Stored data:
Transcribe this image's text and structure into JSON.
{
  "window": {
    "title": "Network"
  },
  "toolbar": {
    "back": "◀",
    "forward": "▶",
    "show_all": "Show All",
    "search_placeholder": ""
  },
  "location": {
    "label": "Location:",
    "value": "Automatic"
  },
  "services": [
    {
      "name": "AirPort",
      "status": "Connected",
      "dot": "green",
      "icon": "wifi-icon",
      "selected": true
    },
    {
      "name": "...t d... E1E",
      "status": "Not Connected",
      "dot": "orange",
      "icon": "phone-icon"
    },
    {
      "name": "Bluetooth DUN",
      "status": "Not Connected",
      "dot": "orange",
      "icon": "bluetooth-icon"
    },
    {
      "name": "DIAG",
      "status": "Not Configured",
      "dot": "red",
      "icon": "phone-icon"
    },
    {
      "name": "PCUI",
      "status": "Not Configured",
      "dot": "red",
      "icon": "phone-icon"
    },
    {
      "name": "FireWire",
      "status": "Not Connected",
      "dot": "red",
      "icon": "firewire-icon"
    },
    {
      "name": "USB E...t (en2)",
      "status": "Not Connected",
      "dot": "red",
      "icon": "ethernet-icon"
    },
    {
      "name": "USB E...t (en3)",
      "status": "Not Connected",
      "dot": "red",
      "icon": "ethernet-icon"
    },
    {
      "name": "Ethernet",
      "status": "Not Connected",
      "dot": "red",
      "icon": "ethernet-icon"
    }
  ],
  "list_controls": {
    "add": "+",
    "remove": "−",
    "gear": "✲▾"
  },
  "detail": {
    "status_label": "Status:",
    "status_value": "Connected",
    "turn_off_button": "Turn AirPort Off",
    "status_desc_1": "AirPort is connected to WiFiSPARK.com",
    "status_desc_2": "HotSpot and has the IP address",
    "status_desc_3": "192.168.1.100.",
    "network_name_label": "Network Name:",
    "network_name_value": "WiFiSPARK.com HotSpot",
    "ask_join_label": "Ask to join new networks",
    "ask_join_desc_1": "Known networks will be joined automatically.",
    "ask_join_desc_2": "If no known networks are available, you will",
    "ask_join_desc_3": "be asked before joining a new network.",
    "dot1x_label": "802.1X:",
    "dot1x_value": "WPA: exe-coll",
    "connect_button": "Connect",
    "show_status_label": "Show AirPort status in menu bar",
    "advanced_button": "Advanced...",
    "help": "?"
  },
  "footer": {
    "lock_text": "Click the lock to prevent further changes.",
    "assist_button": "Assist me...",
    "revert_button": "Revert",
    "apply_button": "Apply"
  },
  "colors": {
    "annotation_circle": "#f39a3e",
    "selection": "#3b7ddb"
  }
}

● **Given instruction**: Recopy all the lines exactly as they appear.

● **Expected answer**:
Transcribe this image's text and structure into JSON.
{
  "window": {
    "title": "Network"
  },
  "toolbar": {
    "back": "◀",
    "forward": "▶",
    "show_all": "Show All",
    "search_placeholder": ""
  },
  "location": {
    "label": "Location:",
    "value": "Automatic"
  },
  "services": [
    {
      "name": "AirPort",
      "status": "Connected",
      "dot": "green",
      "icon": "wifi-icon",
      "selected": true
    },
    {
      "name": "...t d... E1E",
      "status": "Not Connected",
      "dot": "orange",
      "icon": "phone-icon"
    },
    {
      "name": "Bluetooth DUN",
      "status": "Not Connected",
      "dot": "orange",
      "icon": "bluetooth-icon"
    },
    {
      "name": "DIAG",
      "status": "Not Configured",
      "dot": "red",
      "icon": "phone-icon"
    },
    {
      "name": "PCUI",
      "status": "Not Configured",
      "dot": "red",
      "icon": "phone-icon"
    },
    {
      "name": "FireWire",
      "status": "Not Connected",
      "dot": "red",
      "icon": "firewire-icon"
    },
    {
      "name": "USB E...t (en2)",
      "status": "Not Connected",
      "dot": "red",
      "icon": "ethernet-icon"
    },
    {
      "name": "USB E...t (en3)",
      "status": "Not Connected",
      "dot": "red",
      "icon": "ethernet-icon"
    },
    {
      "name": "Ethernet",
      "status": "Not Connected",
      "dot": "red",
      "icon": "ethernet-icon"
    }
  ],
  "list_controls": {
    "add": "+",
    "remove": "−",
    "gear": "✲▾"
  },
  "detail": {
    "status_label": "Status:",
    "status_value": "Connected",
    "turn_off_button": "Turn AirPort Off",
    "status_desc_1": "AirPort is connected to WiFiSPARK.com",
    "status_desc_2": "HotSpot and has the IP address",
    "status_desc_3": "192.168.1.100.",
    "network_name_label": "Network Name:",
    "network_name_value": "WiFiSPARK.com HotSpot",
    "ask_join_label": "Ask to join new networks",
    "ask_join_desc_1": "Known networks will be joined automatically.",
    "ask_join_desc_2": "If no known networks are available, you will",
    "ask_join_desc_3": "be asked before joining a new network.",
    "dot1x_label": "802.1X:",
    "dot1x_value": "WPA: exe-coll",
    "connect_button": "Connect",
    "show_status_label": "Show AirPort status in menu bar",
    "advanced_button": "Advanced...",
    "help": "?"
  },
  "footer": {
    "lock_text": "Click the lock to prevent further changes.",
    "assist_button": "Assist me...",
    "revert_button": "Revert",
    "apply_button": "Apply"
  },
  "colors": {
    "annotation_circle": "#f39a3e",
    "selection": "#3b7ddb"
  }
}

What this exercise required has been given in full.